## Task material:
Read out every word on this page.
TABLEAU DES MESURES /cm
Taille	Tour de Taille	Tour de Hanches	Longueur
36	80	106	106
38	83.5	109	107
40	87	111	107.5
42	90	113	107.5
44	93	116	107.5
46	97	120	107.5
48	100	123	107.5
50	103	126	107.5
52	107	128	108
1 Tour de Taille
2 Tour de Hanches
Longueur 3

## Task prompt:
Repeat the whole listing exactly, keeping every line intact.

## Answer to this problem:
Read out every word on this page.
TABLEAU DES MESURES /cm
Taille	Tour de Taille	Tour de Hanches	Longueur
36	80	106	106
38	83.5	109	107
40	87	111	107.5
42	90	113	107.5
44	93	116	107.5
46	97	120	107.5
48	100	123	107.5
50	103	126	107.5
52	107	128	108
1 Tour de Taille
2 Tour de Hanches
Longueur 3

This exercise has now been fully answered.